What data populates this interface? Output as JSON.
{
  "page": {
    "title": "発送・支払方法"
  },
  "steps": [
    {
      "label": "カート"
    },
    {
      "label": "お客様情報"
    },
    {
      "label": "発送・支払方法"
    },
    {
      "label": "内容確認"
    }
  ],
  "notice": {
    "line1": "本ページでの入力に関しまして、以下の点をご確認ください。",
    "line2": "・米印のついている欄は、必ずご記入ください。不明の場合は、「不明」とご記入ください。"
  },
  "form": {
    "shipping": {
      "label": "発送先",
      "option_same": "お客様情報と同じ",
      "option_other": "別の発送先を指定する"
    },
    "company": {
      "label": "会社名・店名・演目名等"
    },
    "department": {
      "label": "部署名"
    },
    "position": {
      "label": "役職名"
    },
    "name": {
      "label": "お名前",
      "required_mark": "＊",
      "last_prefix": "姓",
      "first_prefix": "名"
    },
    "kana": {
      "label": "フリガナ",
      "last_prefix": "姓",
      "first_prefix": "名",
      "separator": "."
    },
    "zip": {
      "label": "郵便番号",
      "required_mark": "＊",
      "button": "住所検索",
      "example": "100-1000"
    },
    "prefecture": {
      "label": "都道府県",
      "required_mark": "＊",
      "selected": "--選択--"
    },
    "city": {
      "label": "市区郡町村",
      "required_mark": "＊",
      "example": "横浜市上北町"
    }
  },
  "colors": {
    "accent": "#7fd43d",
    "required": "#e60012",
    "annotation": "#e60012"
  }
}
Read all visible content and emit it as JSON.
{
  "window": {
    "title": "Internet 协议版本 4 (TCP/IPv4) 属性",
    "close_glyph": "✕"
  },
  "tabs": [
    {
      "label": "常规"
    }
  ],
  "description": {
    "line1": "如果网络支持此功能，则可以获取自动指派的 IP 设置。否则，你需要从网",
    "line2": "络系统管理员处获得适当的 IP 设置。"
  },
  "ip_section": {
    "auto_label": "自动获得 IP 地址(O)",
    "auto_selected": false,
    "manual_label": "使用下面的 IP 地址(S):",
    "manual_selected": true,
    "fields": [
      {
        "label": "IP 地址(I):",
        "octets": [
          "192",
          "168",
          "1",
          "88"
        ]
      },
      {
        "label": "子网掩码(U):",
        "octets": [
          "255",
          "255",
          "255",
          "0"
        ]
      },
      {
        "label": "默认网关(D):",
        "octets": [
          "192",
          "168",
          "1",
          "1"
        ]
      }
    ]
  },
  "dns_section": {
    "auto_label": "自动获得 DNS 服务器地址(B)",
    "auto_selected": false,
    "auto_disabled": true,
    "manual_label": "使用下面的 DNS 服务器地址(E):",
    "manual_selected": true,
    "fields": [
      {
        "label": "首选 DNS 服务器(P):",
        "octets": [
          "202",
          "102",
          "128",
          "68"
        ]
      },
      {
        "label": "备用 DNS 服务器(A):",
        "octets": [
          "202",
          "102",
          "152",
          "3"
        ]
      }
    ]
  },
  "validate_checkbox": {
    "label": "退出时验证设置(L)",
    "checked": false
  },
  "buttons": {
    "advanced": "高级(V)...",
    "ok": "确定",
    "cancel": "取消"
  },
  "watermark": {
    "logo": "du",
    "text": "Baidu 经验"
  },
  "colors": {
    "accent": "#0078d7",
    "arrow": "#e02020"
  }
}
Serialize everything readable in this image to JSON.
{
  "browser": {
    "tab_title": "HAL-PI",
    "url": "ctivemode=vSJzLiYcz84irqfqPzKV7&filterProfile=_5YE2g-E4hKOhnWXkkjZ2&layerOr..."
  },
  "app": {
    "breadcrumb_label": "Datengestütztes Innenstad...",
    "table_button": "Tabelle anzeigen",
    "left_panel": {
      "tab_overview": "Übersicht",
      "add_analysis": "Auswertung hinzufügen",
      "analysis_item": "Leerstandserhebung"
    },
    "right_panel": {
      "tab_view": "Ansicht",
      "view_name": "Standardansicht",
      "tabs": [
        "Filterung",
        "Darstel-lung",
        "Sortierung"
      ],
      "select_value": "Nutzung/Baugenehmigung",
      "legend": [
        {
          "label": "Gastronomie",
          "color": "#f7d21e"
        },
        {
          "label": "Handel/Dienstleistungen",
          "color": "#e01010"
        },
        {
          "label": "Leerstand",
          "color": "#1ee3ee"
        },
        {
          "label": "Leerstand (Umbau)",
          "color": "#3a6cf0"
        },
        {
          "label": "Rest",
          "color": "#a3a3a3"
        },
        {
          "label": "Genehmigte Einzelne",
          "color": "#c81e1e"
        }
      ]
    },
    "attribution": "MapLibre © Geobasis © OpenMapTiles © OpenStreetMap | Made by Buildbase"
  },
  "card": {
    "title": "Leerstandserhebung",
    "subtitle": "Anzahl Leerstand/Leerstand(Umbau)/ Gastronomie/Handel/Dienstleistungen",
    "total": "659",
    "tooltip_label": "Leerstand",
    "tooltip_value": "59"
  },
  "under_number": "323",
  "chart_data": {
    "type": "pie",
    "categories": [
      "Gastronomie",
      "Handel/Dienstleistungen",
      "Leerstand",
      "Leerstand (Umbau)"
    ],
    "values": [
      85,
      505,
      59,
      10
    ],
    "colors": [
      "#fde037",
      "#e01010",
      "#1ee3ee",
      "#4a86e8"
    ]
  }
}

What is expected: Review the preceding data and report every line that includes the string "Leerstandserhebung".

Answer below:
      "analysis_item": "Leerstandserhebung"
    "title": "Leerstandserhebung",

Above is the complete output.